(Element and region listings)
★ ★ ★
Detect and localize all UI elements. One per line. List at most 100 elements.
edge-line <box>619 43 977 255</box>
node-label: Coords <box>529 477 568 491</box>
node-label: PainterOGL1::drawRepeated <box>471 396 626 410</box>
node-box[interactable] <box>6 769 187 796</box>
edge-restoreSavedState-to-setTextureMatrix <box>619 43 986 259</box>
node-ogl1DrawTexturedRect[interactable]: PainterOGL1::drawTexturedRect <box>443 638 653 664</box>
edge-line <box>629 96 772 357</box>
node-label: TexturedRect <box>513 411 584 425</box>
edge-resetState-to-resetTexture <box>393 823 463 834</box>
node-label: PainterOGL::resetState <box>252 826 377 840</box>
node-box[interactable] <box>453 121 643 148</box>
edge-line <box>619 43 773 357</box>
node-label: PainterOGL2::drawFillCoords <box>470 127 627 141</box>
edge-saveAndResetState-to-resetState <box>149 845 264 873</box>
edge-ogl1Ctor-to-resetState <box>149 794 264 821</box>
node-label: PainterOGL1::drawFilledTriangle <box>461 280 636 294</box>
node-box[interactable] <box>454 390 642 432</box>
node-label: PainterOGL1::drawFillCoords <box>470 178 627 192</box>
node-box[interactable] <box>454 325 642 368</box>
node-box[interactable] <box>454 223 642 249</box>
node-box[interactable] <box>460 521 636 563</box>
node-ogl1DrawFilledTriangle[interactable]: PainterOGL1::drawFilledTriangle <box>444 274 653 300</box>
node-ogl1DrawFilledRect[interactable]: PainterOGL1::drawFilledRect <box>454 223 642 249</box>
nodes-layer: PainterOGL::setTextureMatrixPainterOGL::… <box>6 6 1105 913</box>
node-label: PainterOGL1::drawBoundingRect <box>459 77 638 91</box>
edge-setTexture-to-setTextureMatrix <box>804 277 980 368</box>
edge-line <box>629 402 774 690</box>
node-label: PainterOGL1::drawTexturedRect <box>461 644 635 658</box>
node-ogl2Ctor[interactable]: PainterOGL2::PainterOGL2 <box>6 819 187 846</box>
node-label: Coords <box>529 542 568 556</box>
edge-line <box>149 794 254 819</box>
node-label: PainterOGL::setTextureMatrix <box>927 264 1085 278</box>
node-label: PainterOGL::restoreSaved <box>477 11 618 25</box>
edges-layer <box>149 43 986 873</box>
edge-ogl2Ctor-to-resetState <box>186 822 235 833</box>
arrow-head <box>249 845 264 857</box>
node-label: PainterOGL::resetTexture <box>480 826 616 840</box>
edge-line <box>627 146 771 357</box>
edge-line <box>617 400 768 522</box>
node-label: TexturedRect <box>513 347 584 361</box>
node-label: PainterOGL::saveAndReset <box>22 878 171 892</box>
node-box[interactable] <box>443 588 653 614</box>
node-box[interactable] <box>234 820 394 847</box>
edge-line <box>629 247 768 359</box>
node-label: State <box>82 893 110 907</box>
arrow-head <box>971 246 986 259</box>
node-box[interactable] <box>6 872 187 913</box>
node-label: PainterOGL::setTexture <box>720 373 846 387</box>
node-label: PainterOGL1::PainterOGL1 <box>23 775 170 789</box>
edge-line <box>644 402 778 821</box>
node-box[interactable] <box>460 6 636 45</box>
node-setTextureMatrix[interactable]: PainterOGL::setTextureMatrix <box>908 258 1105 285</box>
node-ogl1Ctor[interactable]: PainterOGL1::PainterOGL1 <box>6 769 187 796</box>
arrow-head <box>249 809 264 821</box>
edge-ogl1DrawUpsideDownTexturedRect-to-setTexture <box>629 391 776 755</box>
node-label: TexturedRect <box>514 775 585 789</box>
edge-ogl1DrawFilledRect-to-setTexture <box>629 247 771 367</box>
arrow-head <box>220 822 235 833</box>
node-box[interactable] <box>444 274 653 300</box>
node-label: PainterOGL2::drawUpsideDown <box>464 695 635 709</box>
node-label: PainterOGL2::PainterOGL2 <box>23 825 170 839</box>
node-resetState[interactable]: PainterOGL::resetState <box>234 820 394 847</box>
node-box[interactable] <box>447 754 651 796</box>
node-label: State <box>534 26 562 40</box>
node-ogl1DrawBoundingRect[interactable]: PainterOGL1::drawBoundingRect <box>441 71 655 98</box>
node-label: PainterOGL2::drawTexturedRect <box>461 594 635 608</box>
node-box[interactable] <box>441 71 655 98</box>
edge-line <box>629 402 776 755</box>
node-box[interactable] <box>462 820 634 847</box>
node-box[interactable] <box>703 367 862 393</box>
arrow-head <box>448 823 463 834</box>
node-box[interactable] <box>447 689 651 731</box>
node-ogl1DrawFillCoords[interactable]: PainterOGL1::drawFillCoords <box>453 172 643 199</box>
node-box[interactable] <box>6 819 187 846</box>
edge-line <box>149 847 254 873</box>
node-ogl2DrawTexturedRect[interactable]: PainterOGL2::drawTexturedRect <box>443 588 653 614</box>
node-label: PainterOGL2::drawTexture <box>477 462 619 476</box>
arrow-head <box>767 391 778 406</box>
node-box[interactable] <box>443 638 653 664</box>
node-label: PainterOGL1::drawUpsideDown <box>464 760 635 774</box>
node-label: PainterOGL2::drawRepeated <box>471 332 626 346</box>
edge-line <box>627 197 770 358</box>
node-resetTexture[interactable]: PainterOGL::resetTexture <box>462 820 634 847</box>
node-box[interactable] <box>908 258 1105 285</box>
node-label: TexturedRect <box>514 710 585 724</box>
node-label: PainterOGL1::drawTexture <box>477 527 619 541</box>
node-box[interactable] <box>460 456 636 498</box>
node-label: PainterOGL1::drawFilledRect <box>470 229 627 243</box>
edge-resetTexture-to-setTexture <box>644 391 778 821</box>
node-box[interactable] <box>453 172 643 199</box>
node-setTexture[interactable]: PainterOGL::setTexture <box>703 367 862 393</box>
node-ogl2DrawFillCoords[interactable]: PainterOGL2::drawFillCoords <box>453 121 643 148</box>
★ ★ ★
WHAT IS REQUIRED
Reproduce the records above line for line, with no changes.

REPLY
Detect and localize all UI elements. One per line. List at most 100 elements.
edge-line <box>619 43 977 255</box>
node-label: Coords <box>529 477 568 491</box>
node-label: PainterOGL1::drawRepeated <box>471 396 626 410</box>
node-box[interactable] <box>6 769 187 796</box>
edge-restoreSavedState-to-setTextureMatrix <box>619 43 986 259</box>
node-ogl1DrawTexturedRect[interactable]: PainterOGL1::drawTexturedRect <box>443 638 653 664</box>
edge-line <box>629 96 772 357</box>
node-label: TexturedRect <box>513 411 584 425</box>
edge-resetState-to-resetTexture <box>393 823 463 834</box>
node-label: PainterOGL::resetState <box>252 826 377 840</box>
node-box[interactable] <box>453 121 643 148</box>
edge-line <box>619 43 773 357</box>
node-label: PainterOGL2::drawFillCoords <box>470 127 627 141</box>
edge-saveAndResetState-to-resetState <box>149 845 264 873</box>
edge-ogl1Ctor-to-resetState <box>149 794 264 821</box>
node-label: PainterOGL1::drawFilledTriangle <box>461 280 636 294</box>
node-box[interactable] <box>454 390 642 432</box>
node-label: PainterOGL1::drawFillCoords <box>470 178 627 192</box>
node-box[interactable] <box>454 325 642 368</box>
node-box[interactable] <box>454 223 642 249</box>
node-box[interactable] <box>460 521 636 563</box>
node-ogl1DrawFilledTriangle[interactable]: PainterOGL1::drawFilledTriangle <box>444 274 653 300</box>
node-ogl1DrawFilledRect[interactable]: PainterOGL1::drawFilledRect <box>454 223 642 249</box>
nodes-layer: PainterOGL::setTextureMatrixPainterOGL::… <box>6 6 1105 913</box>
node-label: PainterOGL1::drawBoundingRect <box>459 77 638 91</box>
edge-setTexture-to-setTextureMatrix <box>804 277 980 368</box>
edge-line <box>629 402 774 690</box>
node-label: PainterOGL1::drawTexturedRect <box>461 644 635 658</box>
node-ogl2Ctor[interactable]: PainterOGL2::PainterOGL2 <box>6 819 187 846</box>
node-label: Coords <box>529 542 568 556</box>
edge-line <box>149 794 254 819</box>
node-label: PainterOGL::setTextureMatrix <box>927 264 1085 278</box>
node-label: PainterOGL::restoreSaved <box>477 11 618 25</box>
edges-layer <box>149 43 986 873</box>
edge-ogl2Ctor-to-resetState <box>186 822 235 833</box>
arrow-head <box>249 845 264 857</box>
node-label: PainterOGL::resetTexture <box>480 826 616 840</box>
edge-line <box>627 146 771 357</box>
edge-line <box>617 400 768 522</box>
node-label: TexturedRect <box>513 347 584 361</box>
node-label: PainterOGL::saveAndReset <box>22 878 171 892</box>
node-box[interactable] <box>443 588 653 614</box>
node-box[interactable] <box>234 820 394 847</box>
edge-line <box>629 247 768 359</box>
node-label: State <box>82 893 110 907</box>
arrow-head <box>971 246 986 259</box>
node-box[interactable] <box>6 872 187 913</box>
node-label: PainterOGL::setTexture <box>720 373 846 387</box>
node-label: PainterOGL1::PainterOGL1 <box>23 775 170 789</box>
edge-line <box>644 402 778 821</box>
node-box[interactable] <box>460 6 636 45</box>
node-setTextureMatrix[interactable]: PainterOGL::setTextureMatrix <box>908 258 1105 285</box>
node-ogl1Ctor[interactable]: PainterOGL1::PainterOGL1 <box>6 769 187 796</box>
arrow-head <box>249 809 264 821</box>
edge-ogl1DrawUpsideDownTexturedRect-to-setTexture <box>629 391 776 755</box>
node-label: TexturedRect <box>514 775 585 789</box>
edge-ogl1DrawFilledRect-to-setTexture <box>629 247 771 367</box>
arrow-head <box>220 822 235 833</box>
node-box[interactable] <box>444 274 653 300</box>
node-label: PainterOGL2::drawUpsideDown <box>464 695 635 709</box>
node-label: PainterOGL2::PainterOGL2 <box>23 825 170 839</box>
node-resetState[interactable]: PainterOGL::resetState <box>234 820 394 847</box>
node-box[interactable] <box>447 754 651 796</box>
node-label: State <box>534 26 562 40</box>
node-ogl1DrawBoundingRect[interactable]: PainterOGL1::drawBoundingRect <box>441 71 655 98</box>
node-label: PainterOGL2::drawTexturedRect <box>461 594 635 608</box>
node-box[interactable] <box>441 71 655 98</box>
edge-line <box>629 402 776 755</box>
node-box[interactable] <box>462 820 634 847</box>
node-box[interactable] <box>703 367 862 393</box>
arrow-head <box>448 823 463 834</box>
node-box[interactable] <box>447 689 651 731</box>
node-ogl1DrawFillCoords[interactable]: PainterOGL1::drawFillCoords <box>453 172 643 199</box>
node-box[interactable] <box>6 819 187 846</box>
edge-line <box>149 847 254 873</box>
node-ogl2DrawTexturedRect[interactable]: PainterOGL2::drawTexturedRect <box>443 588 653 614</box>
node-label: PainterOGL2::drawTexture <box>477 462 619 476</box>
arrow-head <box>767 391 778 406</box>
node-box[interactable] <box>443 638 653 664</box>
node-label: PainterOGL1::drawUpsideDown <box>464 760 635 774</box>
node-label: PainterOGL2::drawRepeated <box>471 332 626 346</box>
edge-line <box>627 197 770 358</box>
node-resetTexture[interactable]: PainterOGL::resetTexture <box>462 820 634 847</box>
node-box[interactable] <box>908 258 1105 285</box>
node-label: TexturedRect <box>514 710 585 724</box>
node-label: PainterOGL1::drawTexture <box>477 527 619 541</box>
node-box[interactable] <box>460 456 636 498</box>
node-label: PainterOGL1::drawFilledRect <box>470 229 627 243</box>
edge-resetTexture-to-setTexture <box>644 391 778 821</box>
node-box[interactable] <box>453 172 643 199</box>
node-setTexture[interactable]: PainterOGL::setTexture <box>703 367 862 393</box>
node-ogl2DrawFillCoords[interactable]: PainterOGL2::drawFillCoords <box>453 121 643 148</box>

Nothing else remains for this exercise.